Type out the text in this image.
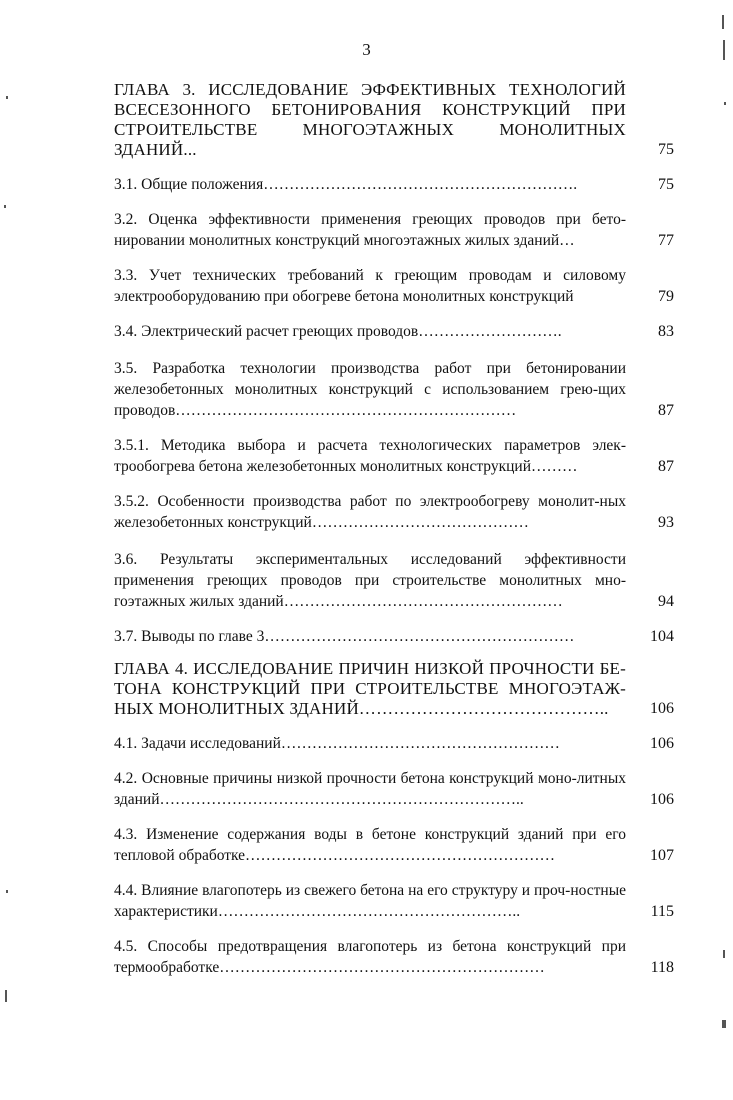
3
ГЛАВА 3. ИССЛЕДОВАНИЕ ЭФФЕКТИВНЫХ ТЕХНОЛОГИЙ ВСЕСЕЗОННОГО БЕТОНИРОВАНИЯ КОНСТРУКЦИЙ ПРИ СТРОИТЕЛЬСТВЕ МНОГОЭТАЖНЫХ МОНОЛИТНЫХ ЗДАНИЙ...	75
3.1. Общие положения…………………………………………………….	75
3.2. Оценка эффективности применения греющих проводов при бето-нировании монолитных конструкций многоэтажных жилых зданий…	77
3.3. Учет технических требований к греющим проводам и силовому электрооборудованию при обогреве бетона монолитных конструкций	79
3.4. Электрический расчет греющих проводов……………………….	83
3.5. Разработка технологии производства работ при бетонировании железобетонных монолитных конструкций с использованием грею-щих проводов…………………………………………………………	87
3.5.1. Методика выбора и расчета технологических параметров элек-трообогрева бетона железобетонных монолитных конструкций………	87
3.5.2. Особенности производства работ по электрообогреву монолит-ных железобетонных конструкций……………………………………	93
3.6. Результаты экспериментальных исследований эффективности применения греющих проводов при строительстве монолитных мно-гоэтажных жилых зданий………………………………………………	94
3.7. Выводы по главе 3……………………………………………………	104
ГЛАВА 4. ИССЛЕДОВАНИЕ ПРИЧИН НИЗКОЙ ПРОЧНОСТИ БЕ-ТОНА КОНСТРУКЦИЙ ПРИ СТРОИТЕЛЬСТВЕ МНОГОЭТАЖ-НЫХ МОНОЛИТНЫХ ЗДАНИЙ……………………………………..	106
4.1. Задачи исследований………………………………………………	106
4.2. Основные причины низкой прочности бетона конструкций моно-литных зданий……………………………………………………………..	106
4.3. Изменение содержания воды в бетоне конструкций зданий при его тепловой обработке……………………………………………………	107
4.4. Влияние влагопотерь из свежего бетона на его структуру и проч-ностные характеристики…………………………………………………..	115
4.5. Способы предотвращения влагопотерь из бетона конструкций при термообработке………………………………………………………	118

## Exercise details
List all lines in the material containing the string "жилых".

## Response below
3.2. Оценка эффективности применения греющих проводов при бето-нировании монолитных конструкций многоэтажных жилых зданий…	77
3.6. Результаты экспериментальных исследований эффективности применения греющих проводов при строительстве монолитных мно-гоэтажных жилых зданий………………………………………………	94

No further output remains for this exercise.